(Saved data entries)
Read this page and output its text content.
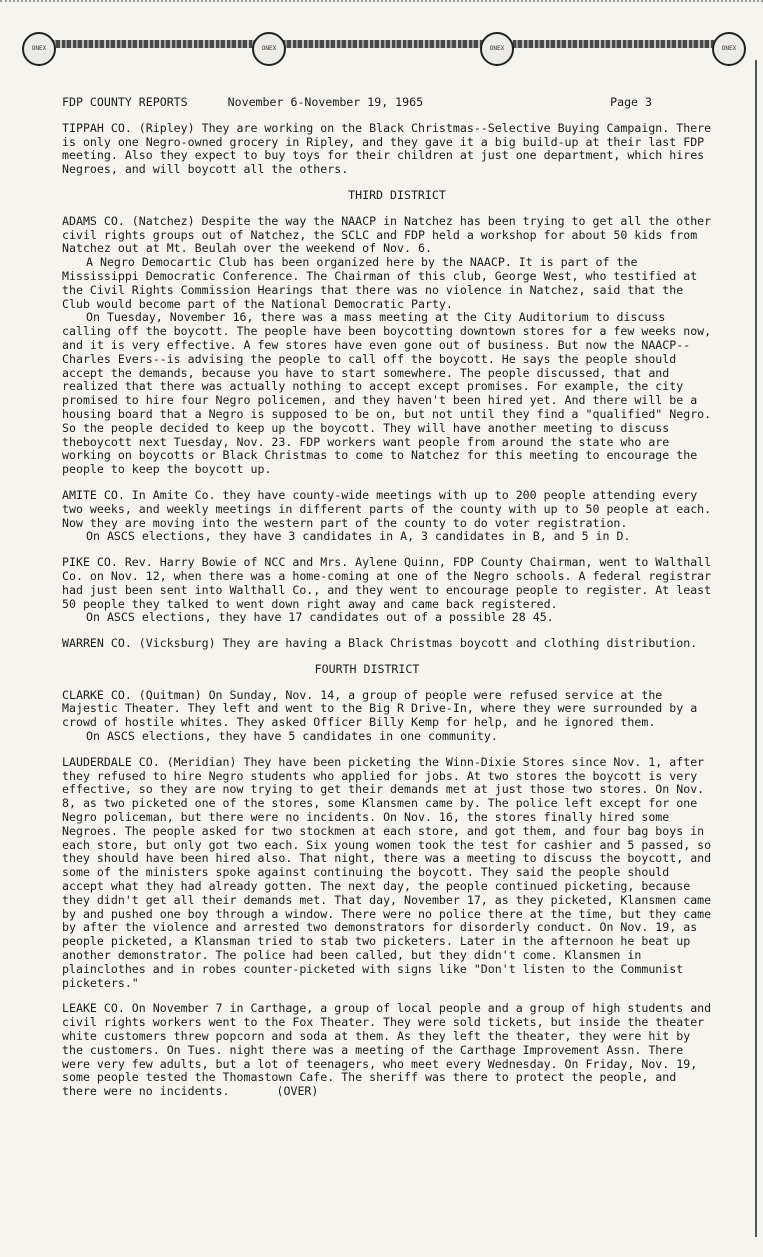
ONEX	ONEX	ONEX	ONEX
FDP COUNTY REPORTS	November 6-November 19, 1965	Page 3

TIPPAH CO. (Ripley) They are working on the Black Christmas--Selective Buying Campaign. There is only one Negro-owned grocery in Ripley, and they gave it a big build-up at their last FDP meeting. Also they expect to buy toys for their children at just one department, which hires Negroes, and will boycott all the others.

THIRD DISTRICT

ADAMS CO. (Natchez) Despite the way the NAACP in Natchez has been trying to get all the other civil rights groups out of Natchez, the SCLC and FDP held a workshop for about 50 kids from Natchez out at Mt. Beulah over the weekend of Nov. 6.
A Negro Democartic Club has been organized here by the NAACP. It is part of the Mississippi Democratic Conference. The Chairman of this club, George West, who testified at the Civil Rights Commission Hearings that there was no violence in Natchez, said that the Club would become part of the National Democratic Party.
On Tuesday, November 16, there was a mass meeting at the City Auditorium to discuss calling off the boycott. The people have been boycotting downtown stores for a few weeks now, and it is very effective. A few stores have even gone out of business. But now the NAACP--Charles Evers--is advising the people to call off the boycott. He says the people should accept the demands, because you have to start somewhere. The people discussed, that and realized that there was actually nothing to accept except promises. For example, the city promised to hire four Negro policemen, and they haven't been hired yet. And there will be a housing board that a Negro is supposed to be on, but not until they find a "qualified" Negro. So the people decided to keep up the boycott. They will have another meeting to discuss theboycott next Tuesday, Nov. 23. FDP workers want people from around the state who are working on boycotts or Black Christmas to come to Natchez for this meeting to encourage the people to keep the boycott up.

AMITE CO. In Amite Co. they have county-wide meetings with up to 200 people attending every two weeks, and weekly meetings in different parts of the county with up to 50 people at each. Now they are moving into the western part of the county to do voter registration.
On ASCS elections, they have 3 candidates in A, 3 candidates in B, and 5 in D.

PIKE CO. Rev. Harry Bowie of NCC and Mrs. Aylene Quinn, FDP County Chairman, went to Walthall Co. on Nov. 12, when there was a home-coming at one of the Negro schools. A federal registrar had just been sent into Walthall Co., and they went to encourage people to register. At least 50 people they talked to went down right away and came back registered.
On ASCS elections, they have 17 candidates out of a possible 28 45.

WARREN CO. (Vicksburg) They are having a Black Christmas boycott and clothing distribution.

FOURTH DISTRICT

CLARKE CO. (Quitman) On Sunday, Nov. 14, a group of people were refused service at the Majestic Theater. They left and went to the Big R Drive-In, where they were surrounded by a crowd of hostile whites. They asked Officer Billy Kemp for help, and he ignored them.
On ASCS elections, they have 5 candidates in one community.

LAUDERDALE CO. (Meridian) They have been picketing the Winn-Dixie Stores since Nov. 1, after they refused to hire Negro students who applied for jobs. At two stores the boycott is very effective, so they are now trying to get their demands met at just those two stores. On Nov. 8, as two picketed one of the stores, some Klansmen came by. The police left except for one Negro policeman, but there were no incidents. On Nov. 16, the stores finally hired some Negroes. The people asked for two stockmen at each store, and got them, and four bag boys in each store, but only got two each. Six young women took the test for cashier and 5 passed, so they should have been hired also. That night, there was a meeting to discuss the boycott, and some of the ministers spoke against continuing the boycott. They said the people should accept what they had already gotten. The next day, the people continued picketing, because they didn't get all their demands met. That day, November 17, as they picketed, Klansmen came by and pushed one boy through a window. There were no police there at the time, but they came by after the violence and arrested two demonstrators for disorderly conduct. On Nov. 19, as people picketed, a Klansman tried to stab two picketers. Later in the afternoon he beat up another demonstrator. The police had been called, but they didn't come. Klansmen in plainclothes and in robes counter-picketed with signs like "Don't listen to the Communist picketers."

LEAKE CO. On November 7 in Carthage, a group of local people and a group of high students and civil rights workers went to the Fox Theater. They were sold tickets, but inside the theater white customers threw popcorn and soda at them. As they left the theater, they were hit by the customers. On Tues. night there was a meeting of the Carthage Improvement Assn. There were very few adults, but a lot of teenagers, who meet every Wednesday. On Friday, Nov. 19, some people tested the Thomastown Cafe. The sheriff was there to protect the people, and there were no incidents.	(OVER)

Exercise brief:
Return the entries unchanged, save for the pictures, which do not belong in the copy.

Output of the task:
Read this page and output its text content.
ONEX	ONEX	ONEX	ONEX
FDP COUNTY REPORTS	November 6-November 19, 1965	Page 3

TIPPAH CO. (Ripley) They are working on the Black Christmas--Selective Buying Campaign. There is only one Negro-owned grocery in Ripley, and they gave it a big build-up at their last FDP meeting. Also they expect to buy toys for their children at just one department, which hires Negroes, and will boycott all the others.

THIRD DISTRICT

ADAMS CO. (Natchez) Despite the way the NAACP in Natchez has been trying to get all the other civil rights groups out of Natchez, the SCLC and FDP held a workshop for about 50 kids from Natchez out at Mt. Beulah over the weekend of Nov. 6.
A Negro Democartic Club has been organized here by the NAACP. It is part of the Mississippi Democratic Conference. The Chairman of this club, George West, who testified at the Civil Rights Commission Hearings that there was no violence in Natchez, said that the Club would become part of the National Democratic Party.
On Tuesday, November 16, there was a mass meeting at the City Auditorium to discuss calling off the boycott. The people have been boycotting downtown stores for a few weeks now, and it is very effective. A few stores have even gone out of business. But now the NAACP--Charles Evers--is advising the people to call off the boycott. He says the people should accept the demands, because you have to start somewhere. The people discussed, that and realized that there was actually nothing to accept except promises. For example, the city promised to hire four Negro policemen, and they haven't been hired yet. And there will be a housing board that a Negro is supposed to be on, but not until they find a "qualified" Negro. So the people decided to keep up the boycott. They will have another meeting to discuss theboycott next Tuesday, Nov. 23. FDP workers want people from around the state who are working on boycotts or Black Christmas to come to Natchez for this meeting to encourage the people to keep the boycott up.

AMITE CO. In Amite Co. they have county-wide meetings with up to 200 people attending every two weeks, and weekly meetings in different parts of the county with up to 50 people at each. Now they are moving into the western part of the county to do voter registration.
On ASCS elections, they have 3 candidates in A, 3 candidates in B, and 5 in D.

PIKE CO. Rev. Harry Bowie of NCC and Mrs. Aylene Quinn, FDP County Chairman, went to Walthall Co. on Nov. 12, when there was a home-coming at one of the Negro schools. A federal registrar had just been sent into Walthall Co., and they went to encourage people to register. At least 50 people they talked to went down right away and came back registered.
On ASCS elections, they have 17 candidates out of a possible 28 45.

WARREN CO. (Vicksburg) They are having a Black Christmas boycott and clothing distribution.

FOURTH DISTRICT

CLARKE CO. (Quitman) On Sunday, Nov. 14, a group of people were refused service at the Majestic Theater. They left and went to the Big R Drive-In, where they were surrounded by a crowd of hostile whites. They asked Officer Billy Kemp for help, and he ignored them.
On ASCS elections, they have 5 candidates in one community.

LAUDERDALE CO. (Meridian) They have been picketing the Winn-Dixie Stores since Nov. 1, after they refused to hire Negro students who applied for jobs. At two stores the boycott is very effective, so they are now trying to get their demands met at just those two stores. On Nov. 8, as two picketed one of the stores, some Klansmen came by. The police left except for one Negro policeman, but there were no incidents. On Nov. 16, the stores finally hired some Negroes. The people asked for two stockmen at each store, and got them, and four bag boys in each store, but only got two each. Six young women took the test for cashier and 5 passed, so they should have been hired also. That night, there was a meeting to discuss the boycott, and some of the ministers spoke against continuing the boycott. They said the people should accept what they had already gotten. The next day, the people continued picketing, because they didn't get all their demands met. That day, November 17, as they picketed, Klansmen came by and pushed one boy through a window. There were no police there at the time, but they came by after the violence and arrested two demonstrators for disorderly conduct. On Nov. 19, as people picketed, a Klansman tried to stab two picketers. Later in the afternoon he beat up another demonstrator. The police had been called, but they didn't come. Klansmen in plainclothes and in robes counter-picketed with signs like "Don't listen to the Communist picketers."

LEAKE CO. On November 7 in Carthage, a group of local people and a group of high students and civil rights workers went to the Fox Theater. They were sold tickets, but inside the theater white customers threw popcorn and soda at them. As they left the theater, they were hit by the customers. On Tues. night there was a meeting of the Carthage Improvement Assn. There were very few adults, but a lot of teenagers, who meet every Wednesday. On Friday, Nov. 19, some people tested the Thomastown Cafe. The sheriff was there to protect the people, and there were no incidents.	(OVER)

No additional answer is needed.